## Exercise material
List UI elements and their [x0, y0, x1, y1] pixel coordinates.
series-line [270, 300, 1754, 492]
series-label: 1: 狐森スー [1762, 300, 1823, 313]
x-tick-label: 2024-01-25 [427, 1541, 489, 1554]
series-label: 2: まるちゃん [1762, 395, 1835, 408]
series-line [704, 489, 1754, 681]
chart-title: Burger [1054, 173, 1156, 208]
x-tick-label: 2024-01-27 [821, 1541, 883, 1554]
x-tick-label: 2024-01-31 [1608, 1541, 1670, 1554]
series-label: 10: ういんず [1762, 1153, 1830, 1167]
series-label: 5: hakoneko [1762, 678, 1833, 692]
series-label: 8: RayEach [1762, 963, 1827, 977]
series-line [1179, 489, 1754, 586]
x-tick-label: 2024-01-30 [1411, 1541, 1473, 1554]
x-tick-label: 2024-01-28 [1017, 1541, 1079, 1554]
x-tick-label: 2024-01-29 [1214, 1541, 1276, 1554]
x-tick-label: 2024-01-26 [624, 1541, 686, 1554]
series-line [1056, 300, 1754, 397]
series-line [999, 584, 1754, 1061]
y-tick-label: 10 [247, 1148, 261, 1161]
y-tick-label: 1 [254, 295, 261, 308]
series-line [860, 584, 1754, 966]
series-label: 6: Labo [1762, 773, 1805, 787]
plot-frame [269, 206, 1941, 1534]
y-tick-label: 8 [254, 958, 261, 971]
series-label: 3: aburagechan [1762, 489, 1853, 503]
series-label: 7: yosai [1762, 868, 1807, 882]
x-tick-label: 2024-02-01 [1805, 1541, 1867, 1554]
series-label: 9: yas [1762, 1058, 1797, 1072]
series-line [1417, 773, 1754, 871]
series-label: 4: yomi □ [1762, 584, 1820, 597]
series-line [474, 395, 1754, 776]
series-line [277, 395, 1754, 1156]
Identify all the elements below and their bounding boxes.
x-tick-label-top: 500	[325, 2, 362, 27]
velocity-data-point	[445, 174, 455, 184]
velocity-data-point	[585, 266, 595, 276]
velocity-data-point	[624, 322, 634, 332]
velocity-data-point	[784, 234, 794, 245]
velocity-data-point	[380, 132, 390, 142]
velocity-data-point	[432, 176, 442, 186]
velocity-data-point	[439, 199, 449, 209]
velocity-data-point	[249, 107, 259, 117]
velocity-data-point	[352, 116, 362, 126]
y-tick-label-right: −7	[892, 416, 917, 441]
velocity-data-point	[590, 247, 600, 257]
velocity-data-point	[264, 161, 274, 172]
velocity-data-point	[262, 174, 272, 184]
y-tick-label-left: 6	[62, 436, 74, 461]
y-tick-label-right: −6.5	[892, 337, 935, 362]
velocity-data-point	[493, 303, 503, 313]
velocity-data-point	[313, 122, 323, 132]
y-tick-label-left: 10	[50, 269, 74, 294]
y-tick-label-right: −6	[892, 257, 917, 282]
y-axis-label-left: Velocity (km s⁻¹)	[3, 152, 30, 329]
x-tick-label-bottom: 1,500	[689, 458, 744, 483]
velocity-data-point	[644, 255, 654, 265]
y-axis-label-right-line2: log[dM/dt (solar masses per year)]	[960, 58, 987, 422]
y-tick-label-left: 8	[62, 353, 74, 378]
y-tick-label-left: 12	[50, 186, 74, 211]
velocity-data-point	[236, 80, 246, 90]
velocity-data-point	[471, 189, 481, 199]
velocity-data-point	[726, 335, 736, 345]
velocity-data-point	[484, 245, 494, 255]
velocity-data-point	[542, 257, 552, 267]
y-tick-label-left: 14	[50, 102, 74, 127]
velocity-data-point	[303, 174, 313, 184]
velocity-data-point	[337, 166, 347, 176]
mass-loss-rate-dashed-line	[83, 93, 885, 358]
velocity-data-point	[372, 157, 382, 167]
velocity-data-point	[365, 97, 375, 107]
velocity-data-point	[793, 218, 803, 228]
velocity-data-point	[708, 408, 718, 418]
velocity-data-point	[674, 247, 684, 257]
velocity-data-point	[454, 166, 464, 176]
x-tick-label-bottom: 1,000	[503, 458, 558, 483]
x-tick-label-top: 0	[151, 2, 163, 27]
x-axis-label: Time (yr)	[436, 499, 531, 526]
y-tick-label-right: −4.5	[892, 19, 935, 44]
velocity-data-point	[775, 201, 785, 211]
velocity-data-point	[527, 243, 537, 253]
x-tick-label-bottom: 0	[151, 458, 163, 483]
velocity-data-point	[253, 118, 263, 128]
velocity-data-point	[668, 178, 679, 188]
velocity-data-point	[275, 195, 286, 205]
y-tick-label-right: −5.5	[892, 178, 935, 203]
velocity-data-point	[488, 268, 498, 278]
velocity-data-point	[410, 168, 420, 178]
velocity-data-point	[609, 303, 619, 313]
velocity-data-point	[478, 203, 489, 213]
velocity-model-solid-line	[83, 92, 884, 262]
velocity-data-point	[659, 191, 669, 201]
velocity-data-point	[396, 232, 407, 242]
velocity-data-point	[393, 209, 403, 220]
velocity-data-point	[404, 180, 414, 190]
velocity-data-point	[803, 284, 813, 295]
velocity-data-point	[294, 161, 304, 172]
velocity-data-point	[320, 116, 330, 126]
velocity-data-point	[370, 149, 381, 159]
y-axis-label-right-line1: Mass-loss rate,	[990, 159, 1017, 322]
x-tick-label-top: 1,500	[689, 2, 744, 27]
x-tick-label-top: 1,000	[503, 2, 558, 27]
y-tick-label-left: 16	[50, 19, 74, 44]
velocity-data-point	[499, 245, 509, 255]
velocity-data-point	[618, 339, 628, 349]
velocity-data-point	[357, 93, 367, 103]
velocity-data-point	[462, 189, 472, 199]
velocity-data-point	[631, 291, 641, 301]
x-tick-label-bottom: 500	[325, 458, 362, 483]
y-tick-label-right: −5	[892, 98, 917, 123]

## Directive
Convert everything from the start of the records through the line containing "series-label: 10: ういんず" into a JSON list of strings, one string per line, leaving out any blank lines.

## Task output
[
  "List UI elements and their [x0, y0, x1, y1] pixel coordinates.",
  "series-line [270, 300, 1754, 492]",
  "series-label: 1: 狐森スー [1762, 300, 1823, 313]",
  "x-tick-label: 2024-01-25 [427, 1541, 489, 1554]",
  "series-label: 2: まるちゃん [1762, 395, 1835, 408]",
  "series-line [704, 489, 1754, 681]",
  "chart-title: Burger [1054, 173, 1156, 208]",
  "x-tick-label: 2024-01-27 [821, 1541, 883, 1554]",
  "x-tick-label: 2024-01-31 [1608, 1541, 1670, 1554]",
  "series-label: 10: ういんず [1762, 1153, 1830, 1167]"
]